### Directive
Below are records to be output exactly, every one of them.

[Begin Extracted entries]

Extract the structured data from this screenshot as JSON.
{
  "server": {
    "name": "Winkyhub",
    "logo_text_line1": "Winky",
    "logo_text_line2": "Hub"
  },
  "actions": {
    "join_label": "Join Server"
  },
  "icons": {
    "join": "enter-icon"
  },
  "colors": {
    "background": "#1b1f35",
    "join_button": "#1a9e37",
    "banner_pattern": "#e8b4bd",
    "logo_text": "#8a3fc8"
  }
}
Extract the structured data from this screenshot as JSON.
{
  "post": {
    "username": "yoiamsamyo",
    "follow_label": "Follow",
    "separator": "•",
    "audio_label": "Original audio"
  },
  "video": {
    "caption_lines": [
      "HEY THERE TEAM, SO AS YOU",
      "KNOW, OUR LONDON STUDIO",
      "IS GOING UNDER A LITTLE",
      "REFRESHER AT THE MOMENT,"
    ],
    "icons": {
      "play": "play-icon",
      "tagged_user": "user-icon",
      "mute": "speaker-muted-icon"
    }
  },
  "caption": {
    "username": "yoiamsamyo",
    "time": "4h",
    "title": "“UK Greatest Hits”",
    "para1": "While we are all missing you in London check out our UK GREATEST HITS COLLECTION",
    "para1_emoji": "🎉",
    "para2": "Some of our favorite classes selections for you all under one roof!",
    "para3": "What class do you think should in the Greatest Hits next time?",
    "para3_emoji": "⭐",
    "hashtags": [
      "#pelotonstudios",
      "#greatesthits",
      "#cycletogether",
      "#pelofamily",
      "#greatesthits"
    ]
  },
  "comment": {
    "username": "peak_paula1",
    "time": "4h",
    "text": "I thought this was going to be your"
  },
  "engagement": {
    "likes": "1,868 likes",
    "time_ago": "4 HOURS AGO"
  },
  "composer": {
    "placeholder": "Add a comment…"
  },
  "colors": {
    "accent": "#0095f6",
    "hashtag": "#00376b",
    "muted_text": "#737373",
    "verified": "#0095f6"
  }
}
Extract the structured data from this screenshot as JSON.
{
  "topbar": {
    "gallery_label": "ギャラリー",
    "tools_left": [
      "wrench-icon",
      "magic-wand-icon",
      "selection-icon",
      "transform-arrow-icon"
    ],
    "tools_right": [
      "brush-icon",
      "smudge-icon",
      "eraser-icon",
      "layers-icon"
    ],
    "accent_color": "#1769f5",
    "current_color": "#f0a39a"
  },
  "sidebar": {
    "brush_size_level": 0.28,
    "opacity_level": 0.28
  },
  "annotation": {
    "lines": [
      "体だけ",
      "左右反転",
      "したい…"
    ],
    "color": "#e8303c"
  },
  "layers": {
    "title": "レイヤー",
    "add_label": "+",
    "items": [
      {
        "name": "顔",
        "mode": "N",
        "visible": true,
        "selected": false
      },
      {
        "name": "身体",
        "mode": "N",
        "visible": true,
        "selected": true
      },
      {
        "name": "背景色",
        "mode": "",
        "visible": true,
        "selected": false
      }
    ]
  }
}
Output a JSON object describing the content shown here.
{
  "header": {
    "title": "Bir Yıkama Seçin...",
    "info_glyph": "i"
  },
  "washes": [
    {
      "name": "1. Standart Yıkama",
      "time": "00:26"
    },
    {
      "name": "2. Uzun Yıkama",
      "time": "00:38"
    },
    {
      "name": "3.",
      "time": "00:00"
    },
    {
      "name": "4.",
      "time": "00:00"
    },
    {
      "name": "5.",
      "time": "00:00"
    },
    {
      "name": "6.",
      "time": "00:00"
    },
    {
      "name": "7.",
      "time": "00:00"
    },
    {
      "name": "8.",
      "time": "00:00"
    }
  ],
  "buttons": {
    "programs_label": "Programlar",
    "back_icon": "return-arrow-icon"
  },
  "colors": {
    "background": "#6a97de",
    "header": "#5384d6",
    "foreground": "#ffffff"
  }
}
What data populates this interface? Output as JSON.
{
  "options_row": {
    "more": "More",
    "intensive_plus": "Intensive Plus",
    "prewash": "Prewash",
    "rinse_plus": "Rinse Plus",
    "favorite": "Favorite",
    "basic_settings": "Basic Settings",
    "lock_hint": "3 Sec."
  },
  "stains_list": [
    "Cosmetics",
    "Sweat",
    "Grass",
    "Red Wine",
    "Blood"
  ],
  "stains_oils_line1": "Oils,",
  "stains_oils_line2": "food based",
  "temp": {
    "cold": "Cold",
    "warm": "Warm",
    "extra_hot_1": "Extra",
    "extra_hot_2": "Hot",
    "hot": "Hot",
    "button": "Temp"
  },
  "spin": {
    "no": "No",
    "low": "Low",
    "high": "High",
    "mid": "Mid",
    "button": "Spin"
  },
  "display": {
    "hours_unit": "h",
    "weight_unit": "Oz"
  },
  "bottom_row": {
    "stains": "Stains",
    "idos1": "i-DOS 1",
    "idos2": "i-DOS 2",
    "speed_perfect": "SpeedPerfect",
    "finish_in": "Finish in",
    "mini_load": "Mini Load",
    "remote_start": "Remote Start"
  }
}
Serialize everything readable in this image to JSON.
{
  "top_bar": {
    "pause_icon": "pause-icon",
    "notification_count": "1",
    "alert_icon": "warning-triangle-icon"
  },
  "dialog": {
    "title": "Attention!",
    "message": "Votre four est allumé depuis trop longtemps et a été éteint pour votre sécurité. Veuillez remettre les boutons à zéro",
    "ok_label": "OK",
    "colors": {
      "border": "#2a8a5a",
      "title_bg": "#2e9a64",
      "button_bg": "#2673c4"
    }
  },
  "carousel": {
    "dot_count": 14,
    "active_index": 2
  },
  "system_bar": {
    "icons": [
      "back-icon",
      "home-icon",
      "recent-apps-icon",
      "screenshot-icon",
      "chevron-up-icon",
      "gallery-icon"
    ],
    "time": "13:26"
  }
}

[End Extracted entries]

### Response
Extract the structured data from this screenshot as JSON.
{
  "server": {
    "name": "Winkyhub",
    "logo_text_line1": "Winky",
    "logo_text_line2": "Hub"
  },
  "actions": {
    "join_label": "Join Server"
  },
  "icons": {
    "join": "enter-icon"
  },
  "colors": {
    "background": "#1b1f35",
    "join_button": "#1a9e37",
    "banner_pattern": "#e8b4bd",
    "logo_text": "#8a3fc8"
  }
}
Extract the structured data from this screenshot as JSON.
{
  "post": {
    "username": "yoiamsamyo",
    "follow_label": "Follow",
    "separator": "•",
    "audio_label": "Original audio"
  },
  "video": {
    "caption_lines": [
      "HEY THERE TEAM, SO AS YOU",
      "KNOW, OUR LONDON STUDIO",
      "IS GOING UNDER A LITTLE",
      "REFRESHER AT THE MOMENT,"
    ],
    "icons": {
      "play": "play-icon",
      "tagged_user": "user-icon",
      "mute": "speaker-muted-icon"
    }
  },
  "caption": {
    "username": "yoiamsamyo",
    "time": "4h",
    "title": "“UK Greatest Hits”",
    "para1": "While we are all missing you in London check out our UK GREATEST HITS COLLECTION",
    "para1_emoji": "🎉",
    "para2": "Some of our favorite classes selections for you all under one roof!",
    "para3": "What class do you think should in the Greatest Hits next time?",
    "para3_emoji": "⭐",
    "hashtags": [
      "#pelotonstudios",
      "#greatesthits",
      "#cycletogether",
      "#pelofamily",
      "#greatesthits"
    ]
  },
  "comment": {
    "username": "peak_paula1",
    "time": "4h",
    "text": "I thought this was going to be your"
  },
  "engagement": {
    "likes": "1,868 likes",
    "time_ago": "4 HOURS AGO"
  },
  "composer": {
    "placeholder": "Add a comment…"
  },
  "colors": {
    "accent": "#0095f6",
    "hashtag": "#00376b",
    "muted_text": "#737373",
    "verified": "#0095f6"
  }
}
Extract the structured data from this screenshot as JSON.
{
  "topbar": {
    "gallery_label": "ギャラリー",
    "tools_left": [
      "wrench-icon",
      "magic-wand-icon",
      "selection-icon",
      "transform-arrow-icon"
    ],
    "tools_right": [
      "brush-icon",
      "smudge-icon",
      "eraser-icon",
      "layers-icon"
    ],
    "accent_color": "#1769f5",
    "current_color": "#f0a39a"
  },
  "sidebar": {
    "brush_size_level": 0.28,
    "opacity_level": 0.28
  },
  "annotation": {
    "lines": [
      "体だけ",
      "左右反転",
      "したい…"
    ],
    "color": "#e8303c"
  },
  "layers": {
    "title": "レイヤー",
    "add_label": "+",
    "items": [
      {
        "name": "顔",
        "mode": "N",
        "visible": true,
        "selected": false
      },
      {
        "name": "身体",
        "mode": "N",
        "visible": true,
        "selected": true
      },
      {
        "name": "背景色",
        "mode": "",
        "visible": true,
        "selected": false
      }
    ]
  }
}
Output a JSON object describing the content shown here.
{
  "header": {
    "title": "Bir Yıkama Seçin...",
    "info_glyph": "i"
  },
  "washes": [
    {
      "name": "1. Standart Yıkama",
      "time": "00:26"
    },
    {
      "name": "2. Uzun Yıkama",
      "time": "00:38"
    },
    {
      "name": "3.",
      "time": "00:00"
    },
    {
      "name": "4.",
      "time": "00:00"
    },
    {
      "name": "5.",
      "time": "00:00"
    },
    {
      "name": "6.",
      "time": "00:00"
    },
    {
      "name": "7.",
      "time": "00:00"
    },
    {
      "name": "8.",
      "time": "00:00"
    }
  ],
  "buttons": {
    "programs_label": "Programlar",
    "back_icon": "return-arrow-icon"
  },
  "colors": {
    "background": "#6a97de",
    "header": "#5384d6",
    "foreground": "#ffffff"
  }
}
What data populates this interface? Output as JSON.
{
  "options_row": {
    "more": "More",
    "intensive_plus": "Intensive Plus",
    "prewash": "Prewash",
    "rinse_plus": "Rinse Plus",
    "favorite": "Favorite",
    "basic_settings": "Basic Settings",
    "lock_hint": "3 Sec."
  },
  "stains_list": [
    "Cosmetics",
    "Sweat",
    "Grass",
    "Red Wine",
    "Blood"
  ],
  "stains_oils_line1": "Oils,",
  "stains_oils_line2": "food based",
  "temp": {
    "cold": "Cold",
    "warm": "Warm",
    "extra_hot_1": "Extra",
    "extra_hot_2": "Hot",
    "hot": "Hot",
    "button": "Temp"
  },
  "spin": {
    "no": "No",
    "low": "Low",
    "high": "High",
    "mid": "Mid",
    "button": "Spin"
  },
  "display": {
    "hours_unit": "h",
    "weight_unit": "Oz"
  },
  "bottom_row": {
    "stains": "Stains",
    "idos1": "i-DOS 1",
    "idos2": "i-DOS 2",
    "speed_perfect": "SpeedPerfect",
    "finish_in": "Finish in",
    "mini_load": "Mini Load",
    "remote_start": "Remote Start"
  }
}
Serialize everything readable in this image to JSON.
{
  "top_bar": {
    "pause_icon": "pause-icon",
    "notification_count": "1",
    "alert_icon": "warning-triangle-icon"
  },
  "dialog": {
    "title": "Attention!",
    "message": "Votre four est allumé depuis trop longtemps et a été éteint pour votre sécurité. Veuillez remettre les boutons à zéro",
    "ok_label": "OK",
    "colors": {
      "border": "#2a8a5a",
      "title_bg": "#2e9a64",
      "button_bg": "#2673c4"
    }
  },
  "carousel": {
    "dot_count": 14,
    "active_index": 2
  },
  "system_bar": {
    "icons": [
      "back-icon",
      "home-icon",
      "recent-apps-icon",
      "screenshot-icon",
      "chevron-up-icon",
      "gallery-icon"
    ],
    "time": "13:26"
  }
}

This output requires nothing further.